Description of the task: In the entries, find all lines that hold the word "Société" and copy them.

[Saved entries]
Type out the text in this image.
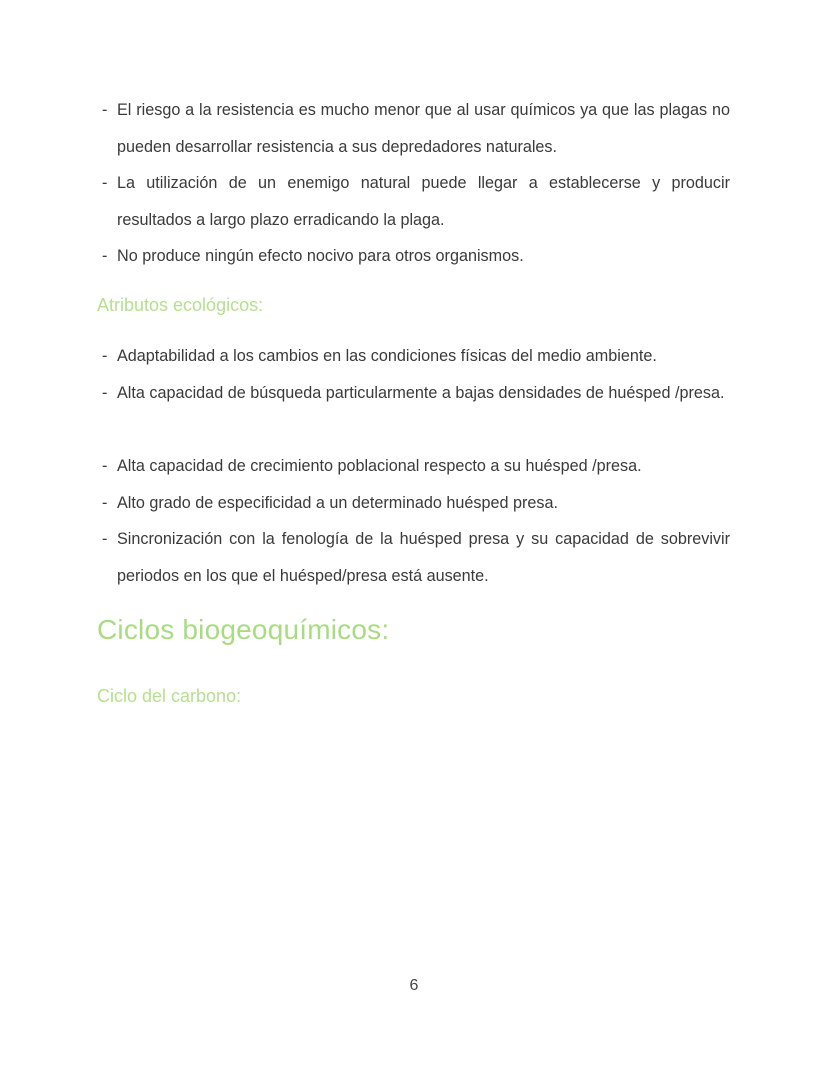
- El riesgo a la resistencia es mucho menor que al usar químicos ya que las plagas no pueden desarrollar resistencia a sus depredadores naturales.
- La utilización de un enemigo natural puede llegar a establecerse y producir resultados a largo plazo erradicando la plaga.
- No produce ningún efecto nocivo para otros organismos.
Atributos ecológicos:
- Adaptabilidad a los cambios en las condiciones físicas del medio ambiente.
- Alta capacidad de búsqueda particularmente a bajas densidades de huésped /presa.
- Alta capacidad de crecimiento poblacional respecto a su huésped /presa.
- Alto grado de especificidad a un determinado huésped presa.
- Sincronización con la fenología de la huésped presa y su capacidad de sobrevivir periodos en los que el huésped/presa está ausente.
Ciclos biogeoquímicos:
Ciclo del carbono:
6
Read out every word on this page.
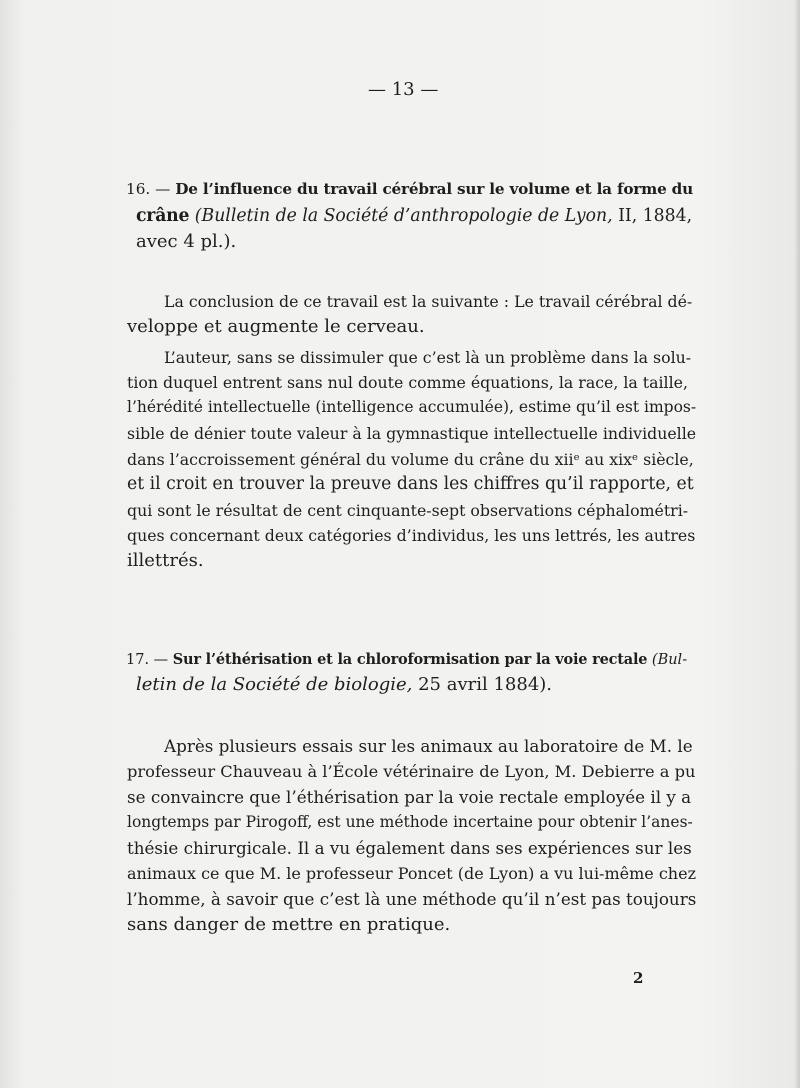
— 13 —
16. — De l’influence du travail cérébral sur le volume et la forme du
crâne (Bulletin de la Société d’anthropologie de Lyon, II, 1884,
avec 4 pl.).
La conclusion de ce travail est la suivante : Le travail cérébral dé-
veloppe et augmente le cerveau.
L’auteur, sans se dissimuler que c’est là un problème dans la solu-
tion duquel entrent sans nul doute comme équations, la race, la taille,
l’hérédité intellectuelle (intelligence accumulée), estime qu’il est impos-
sible de dénier toute valeur à la gymnastique intellectuelle individuelle
dans l’accroissement général du volume du crâne du xiiᵉ au xixᵉ siècle,
et il croit en trouver la preuve dans les chiffres qu’il rapporte, et
qui sont le résultat de cent cinquante-sept observations céphalométri-
ques concernant deux catégories d’individus, les uns lettrés, les autres
illettrés.
17. — Sur l’éthérisation et la chloroformisation par la voie rectale (Bul-
letin de la Société de biologie, 25 avril 1884).
Après plusieurs essais sur les animaux au laboratoire de M. le
professeur Chauveau à l’École vétérinaire de Lyon, M. Debierre a pu
se convaincre que l’éthérisation par la voie rectale employée il y a
longtemps par Pirogoff, est une méthode incertaine pour obtenir l’anes-
thésie chirurgicale. Il a vu également dans ses expériences sur les
animaux ce que M. le professeur Poncet (de Lyon) a vu lui-même chez
l’homme, à savoir que c’est là une méthode qu’il n’est pas toujours
sans danger de mettre en pratique.
2
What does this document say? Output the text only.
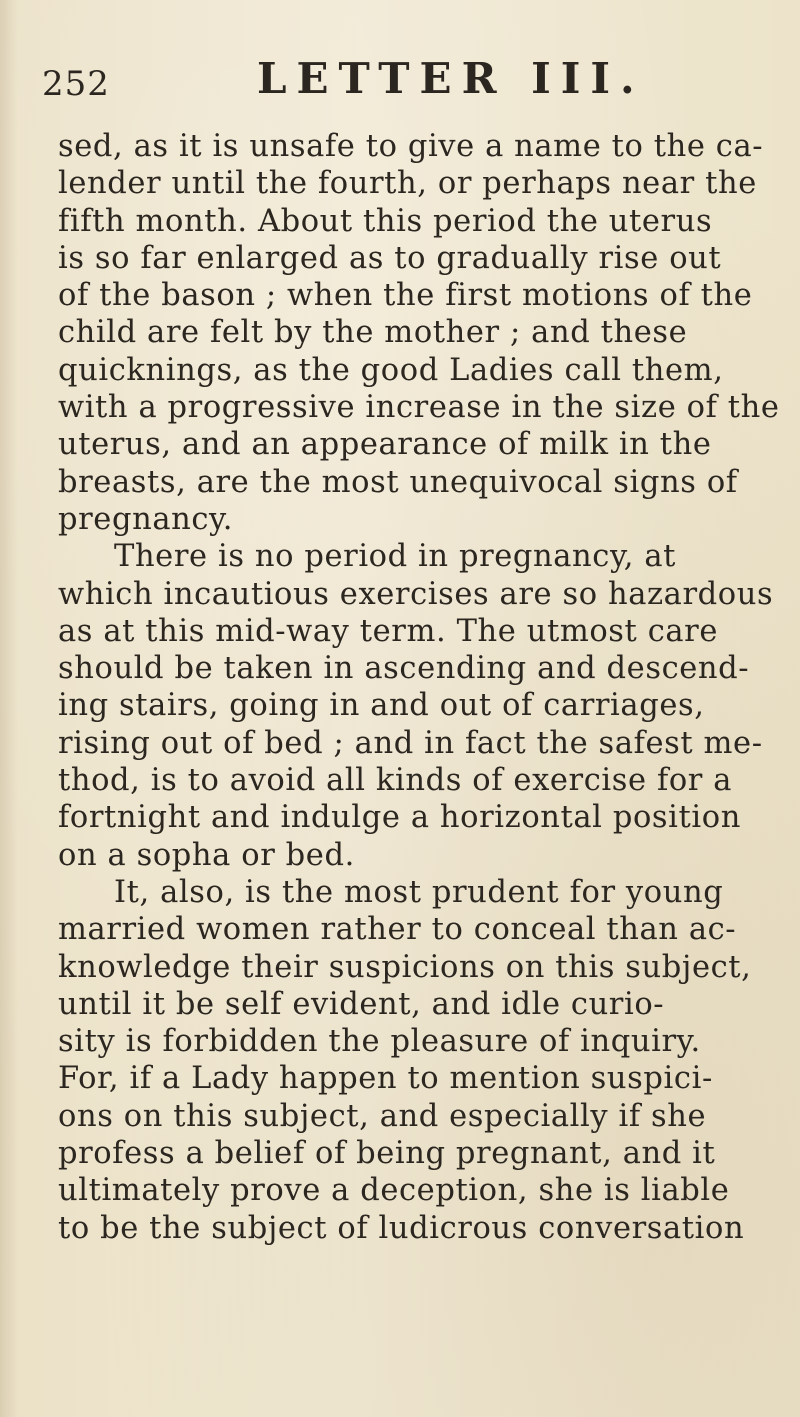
252	LETTER III.
sed, as it is unsafe to give a name to the ca-
lender until the fourth, or perhaps near the
fifth month. About this period the uterus
is so far enlarged as to gradually rise out
of the bason ; when the first motions of the
child are felt by the mother ; and these
quicknings, as the good Ladies call them,
with a progressive increase in the size of the
uterus, and an appearance of milk in the
breasts, are the most unequivocal signs of
pregnancy.
There is no period in pregnancy, at
which incautious exercises are so hazardous
as at this mid-way term. The utmost care
should be taken in ascending and descend-
ing stairs, going in and out of carriages,
rising out of bed ; and in fact the safest me-
thod, is to avoid all kinds of exercise for a
fortnight and indulge a horizontal position
on a sopha or bed.
It, also, is the most prudent for young
married women rather to conceal than ac-
knowledge their suspicions on this subject,
until it be self evident, and idle curio-
sity is forbidden the pleasure of inquiry.
For, if a Lady happen to mention suspici-
ons on this subject, and especially if she
profess a belief of being pregnant, and it
ultimately prove a deception, she is liable
to be the subject of ludicrous conversation
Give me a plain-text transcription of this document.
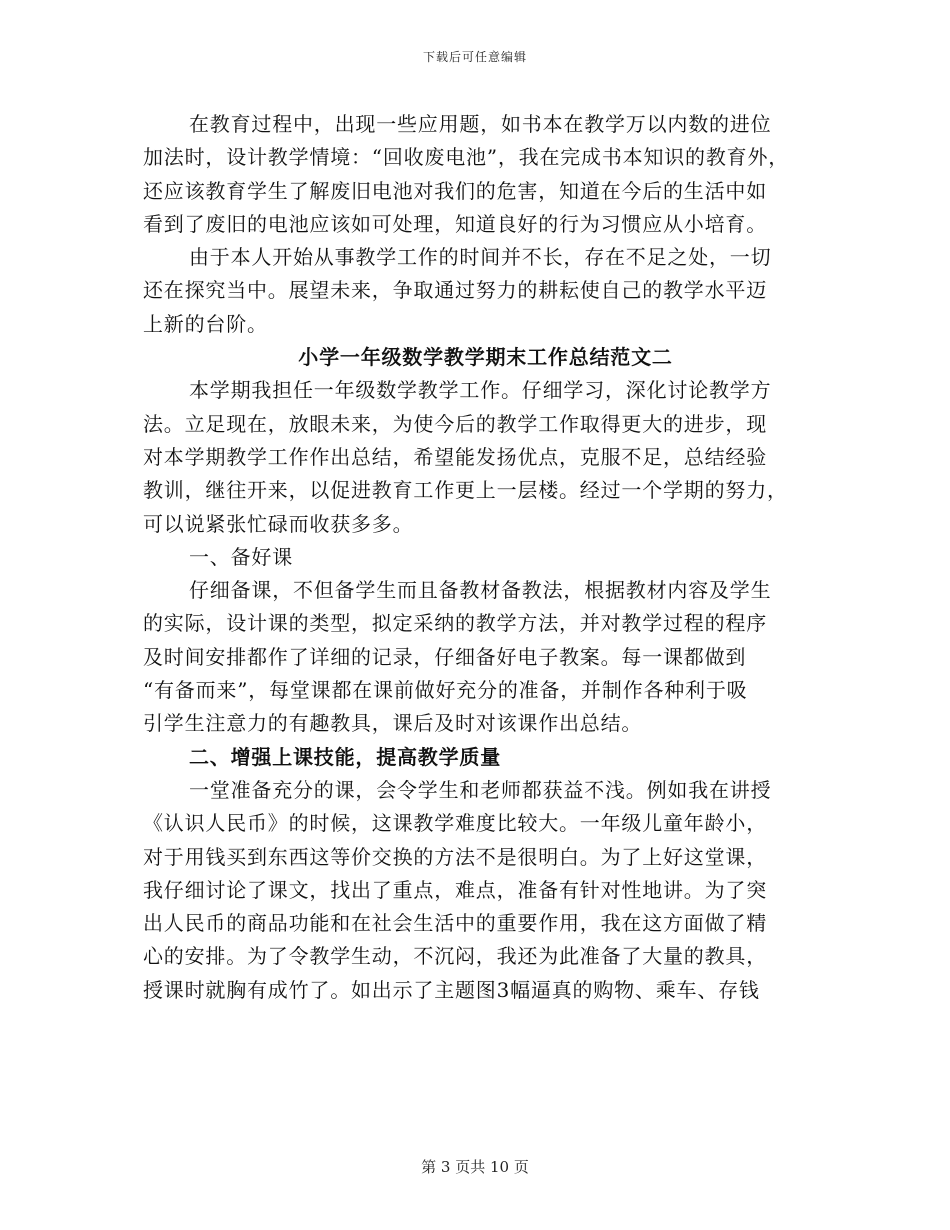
下载后可任意编辑
在教育过程中，出现一些应用题，如书本在教学万以内数的进位
加法时，设计教学情境：“回收废电池”，我在完成书本知识的教育外，
还应该教育学生了解废旧电池对我们的危害，知道在今后的生活中如
看到了废旧的电池应该如可处理，知道良好的行为习惯应从小培育。
由于本人开始从事教学工作的时间并不长，存在不足之处，一切
还在探究当中。展望未来，争取通过努力的耕耘使自己的教学水平迈
上新的台阶。
小学一年级数学教学期末工作总结范文二
本学期我担任一年级数学教学工作。仔细学习，深化讨论教学方
法。立足现在，放眼未来，为使今后的教学工作取得更大的进步，现
对本学期教学工作作出总结，希望能发扬优点，克服不足，总结经验
教训，继往开来，以促进教育工作更上一层楼。经过一个学期的努力，
可以说紧张忙碌而收获多多。
一、备好课
仔细备课，不但备学生而且备教材备教法，根据教材内容及学生
的实际，设计课的类型，拟定采纳的教学方法，并对教学过程的程序
及时间安排都作了详细的记录，仔细备好电子教案。每一课都做到
“有备而来”，每堂课都在课前做好充分的准备，并制作各种利于吸
引学生注意力的有趣教具，课后及时对该课作出总结。
二、增强上课技能，提高教学质量
一堂准备充分的课，会令学生和老师都获益不浅。例如我在讲授
《认识人民币》的时候，这课教学难度比较大。一年级儿童年龄小，
对于用钱买到东西这等价交换的方法不是很明白。为了上好这堂课，
我仔细讨论了课文，找出了重点，难点，准备有针对性地讲。为了突
出人民币的商品功能和在社会生活中的重要作用，我在这方面做了精
心的安排。为了令教学生动，不沉闷，我还为此准备了大量的教具，
授课时就胸有成竹了。如出示了主题图3幅逼真的购物、乘车、存钱
第 3 页共 10 页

Written response:
crâne (Bulletin de la Société d’anthropologie de Lyon, II, 1884,
letin de la Société de biologie, 25 avril 1884).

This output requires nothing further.